WRITTEN EXERCISE:
Gather the lines that hold the string "senere".

------------------------------------

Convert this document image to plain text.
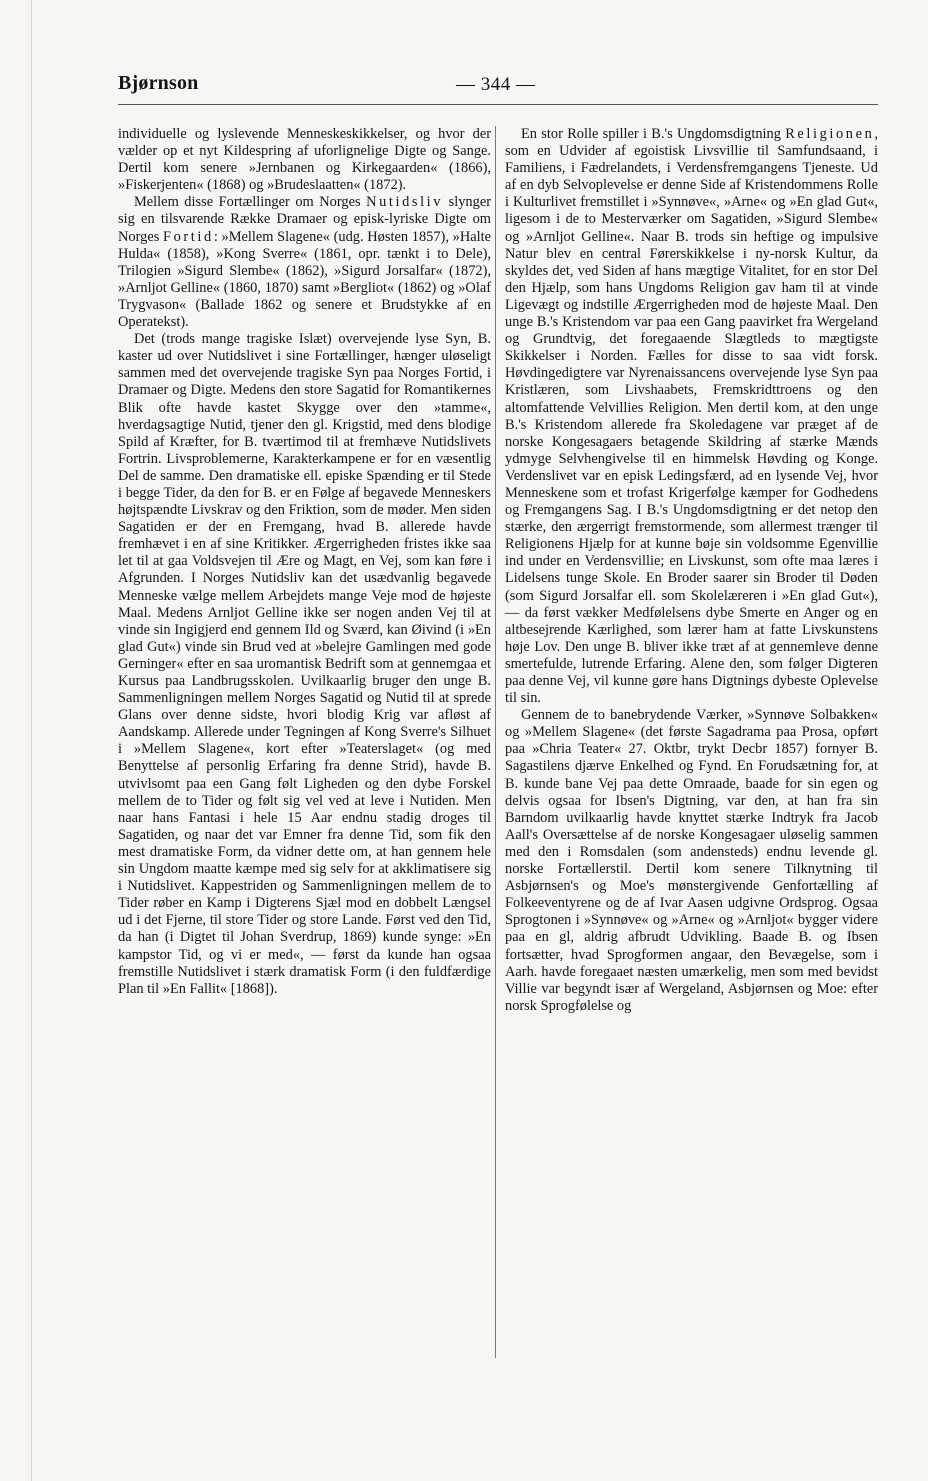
Bjørnson	— 344 —

individuelle og lyslevende Menneskeskikkelser, og hvor der vælder op et nyt Kildespring af uforlignelige Digte og Sange. Dertil kom senere »Jernbanen og Kirkegaarden« (1866), »Fiskerjenten« (1868) og »Brudeslaatten« (1872).

Mellem disse Fortællinger om Norges Nutidsliv slynger sig en tilsvarende Række Dramaer og episk-lyriske Digte om Norges Fortid: »Mellem Slagene« (udg. Høsten 1857), »Halte Hulda« (1858), »Kong Sverre« (1861, opr. tænkt i to Dele), Trilogien »Sigurd Slembe« (1862), »Sigurd Jorsalfar« (1872), »Arnljot Gelline« (1860, 1870) samt »Bergliot« (1862) og »Olaf Trygvason« (Ballade 1862 og senere et Brudstykke af en Operatekst).

Det (trods mange tragiske Islæt) overvejende lyse Syn, B. kaster ud over Nutidslivet i sine Fortællinger, hænger uløseligt sammen med det overvejende tragiske Syn paa Norges Fortid, i Dramaer og Digte. Medens den store Sagatid for Romantikernes Blik ofte havde kastet Skygge over den »tamme«, hverdagsagtige Nutid, tjener den gl. Krigstid, med dens blodige Spild af Kræfter, for B. tværtimod til at fremhæve Nutidslivets Fortrin. Livsproblemerne, Karakterkampene er for en væsentlig Del de samme. Den dramatiske ell. episke Spænding er til Stede i begge Tider, da den for B. er en Følge af begavede Menneskers højtspændte Livskrav og den Friktion, som de møder. Men siden Sagatiden er der en Fremgang, hvad B. allerede havde fremhævet i en af sine Kritikker. Ærgerrigheden fristes ikke saa let til at gaa Voldsvejen til Ære og Magt, en Vej, som kan føre i Afgrunden. I Norges Nutidsliv kan det usædvanlig begavede Menneske vælge mellem Arbejdets mange Veje mod de højeste Maal. Medens Arnljot Gelline ikke ser nogen anden Vej til at vinde sin Ingigjerd end gennem Ild og Sværd, kan Øivind (i »En glad Gut«) vinde sin Brud ved at »belejre Gamlingen med gode Gerninger« efter en saa uromantisk Bedrift som at gennemgaa et Kursus paa Landbrugsskolen. Uvilkaarlig bruger den unge B. Sammenligningen mellem Norges Sagatid og Nutid til at sprede Glans over denne sidste, hvori blodig Krig var afløst af Aandskamp. Allerede under Tegningen af Kong Sverre's Silhuet i »Mellem Slagene«, kort efter »Teaterslaget« (og med Benyttelse af personlig Erfaring fra denne Strid), havde B. utvivlsomt paa een Gang følt Ligheden og den dybe Forskel mellem de to Tider og følt sig vel ved at leve i Nutiden. Men naar hans Fantasi i hele 15 Aar endnu stadig droges til Sagatiden, og naar det var Emner fra denne Tid, som fik den mest dramatiske Form, da vidner dette om, at han gennem hele sin Ungdom maatte kæmpe med sig selv for at akklimatisere sig i Nutidslivet. Kappestriden og Sammenligningen mellem de to Tider røber en Kamp i Digterens Sjæl mod en dobbelt Længsel ud i det Fjerne, til store Tider og store Lande. Først ved den Tid, da han (i Digtet til Johan Sverdrup, 1869) kunde synge: »En kampstor Tid, og vi er med«, — først da kunde han ogsaa fremstille Nutidslivet i stærk dramatisk Form (i den fuldfærdige Plan til »En Fallit« [1868]).

En stor Rolle spiller i B.'s Ungdomsdigtning Religionen, som en Udvider af egoistisk Livsvillie til Samfundsaand, i Familiens, i Fædrelandets, i Verdensfremgangens Tjeneste. Ud af en dyb Selvoplevelse er denne Side af Kristendommens Rolle i Kulturlivet fremstillet i »Synnøve«, »Arne« og »En glad Gut«, ligesom i de to Mesterværker om Sagatiden, »Sigurd Slembe« og »Arnljot Gelline«. Naar B. trods sin heftige og impulsive Natur blev en central Førerskikkelse i ny-norsk Kultur, da skyldes det, ved Siden af hans mægtige Vitalitet, for en stor Del den Hjælp, som hans Ungdoms Religion gav ham til at vinde Ligevægt og indstille Ærgerrigheden mod de højeste Maal. Den unge B.'s Kristendom var paa een Gang paavirket fra Wergeland og Grundtvig, det foregaaende Slægtleds to mægtigste Skikkelser i Norden. Fælles for disse to saa vidt forsk. Høvdingedigtere var Nyrenaissancens overvejende lyse Syn paa Kristlæren, som Livshaabets, Fremskridttroens og den altomfattende Velvillies Religion. Men dertil kom, at den unge B.'s Kristendom allerede fra Skoledagene var præget af de norske Kongesagaers betagende Skildring af stærke Mænds ydmyge Selvhengivelse til en himmelsk Høvding og Konge. Verdenslivet var en episk Ledingsfærd, ad en lysende Vej, hvor Menneskene som et trofast Krigerfølge kæmper for Godhedens og Fremgangens Sag. I B.'s Ungdomsdigtning er det netop den stærke, den ærgerrigt fremstormende, som allermest trænger til Religionens Hjælp for at kunne bøje sin voldsomme Egenvillie ind under en Verdensvillie; en Livskunst, som ofte maa læres i Lidelsens tunge Skole. En Broder saarer sin Broder til Døden (som Sigurd Jorsalfar ell. som Skolelæreren i »En glad Gut«), — da først vækker Medfølelsens dybe Smerte en Anger og en altbesejrende Kærlighed, som lærer ham at fatte Livskunstens høje Lov. Den unge B. bliver ikke træt af at gennemleve denne smertefulde, lutrende Erfaring. Alene den, som følger Digteren paa denne Vej, vil kunne gøre hans Digtnings dybeste Oplevelse til sin.

Gennem de to banebrydende Værker, »Synnøve Solbakken« og »Mellem Slagene« (det første Sagadrama paa Prosa, opført paa »Chria Teater« 27. Oktbr, trykt Decbr 1857) fornyer B. Sagastilens djærve Enkelhed og Fynd. En Forudsætning for, at B. kunde bane Vej paa dette Omraade, baade for sin egen og delvis ogsaa for Ibsen's Digtning, var den, at han fra sin Barndom uvilkaarlig havde knyttet stærke Indtryk fra Jacob Aall's Oversættelse af de norske Kongesagaer uløselig sammen med den i Romsdalen (som andensteds) endnu levende gl. norske Fortællerstil. Dertil kom senere Tilknytning til Asbjørnsen's og Moe's mønstergivende Genfortælling af Folkeeventyrene og de af Ivar Aasen udgivne Ordsprog. Ogsaa Sprogtonen i »Synnøve« og »Arne« og »Arnljot« bygger videre paa en gl, aldrig afbrudt Udvikling. Baade B. og Ibsen fortsætter, hvad Sprogformen angaar, den Bevægelse, som i Aarh. havde foregaaet næsten umærkelig, men som med bevidst Villie var begyndt især af Wergeland, Asbjørnsen og Moe: efter norsk Sprogfølelse og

------------------------------------

FINISHED EXERCISE:
individuelle og lyslevende Menneskeskikkelser, og hvor der vælder op et nyt Kildespring af uforlignelige Digte og Sange. Dertil kom senere »Jernbanen og Kirkegaarden« (1866), »Fiskerjenten« (1868) og »Brudeslaatten« (1872).
Mellem disse Fortællinger om Norges Nutidsliv slynger sig en tilsvarende Række Dramaer og episk-lyriske Digte om Norges Fortid: »Mellem Slagene« (udg. Høsten 1857), »Halte Hulda« (1858), »Kong Sverre« (1861, opr. tænkt i to Dele), Trilogien »Sigurd Slembe« (1862), »Sigurd Jorsalfar« (1872), »Arnljot Gelline« (1860, 1870) samt »Bergliot« (1862) og »Olaf Trygvason« (Ballade 1862 og senere et Brudstykke af en Operatekst).
Gennem de to banebrydende Værker, »Synnøve Solbakken« og »Mellem Slagene« (det første Sagadrama paa Prosa, opført paa »Chria Teater« 27. Oktbr, trykt Decbr 1857) fornyer B. Sagastilens djærve Enkelhed og Fynd. En Forudsætning for, at B. kunde bane Vej paa dette Omraade, baade for sin egen og delvis ogsaa for Ibsen's Digtning, var den, at han fra sin Barndom uvilkaarlig havde knyttet stærke Indtryk fra Jacob Aall's Oversættelse af de norske Kongesagaer uløselig sammen med den i Romsdalen (som andensteds) endnu levende gl. norske Fortællerstil. Dertil kom senere Tilknytning til Asbjørnsen's og Moe's mønstergivende Genfortælling af Folkeeventyrene og de af Ivar Aasen udgivne Ordsprog. Ogsaa Sprogtonen i »Synnøve« og »Arne« og »Arnljot« bygger videre paa en gl, aldrig afbrudt Udvikling. Baade B. og Ibsen fortsætter, hvad Sprogformen angaar, den Bevægelse, som i Aarh. havde foregaaet næsten umærkelig, men som med bevidst Villie var begyndt især af Wergeland, Asbjørnsen og Moe: efter norsk Sprogfølelse og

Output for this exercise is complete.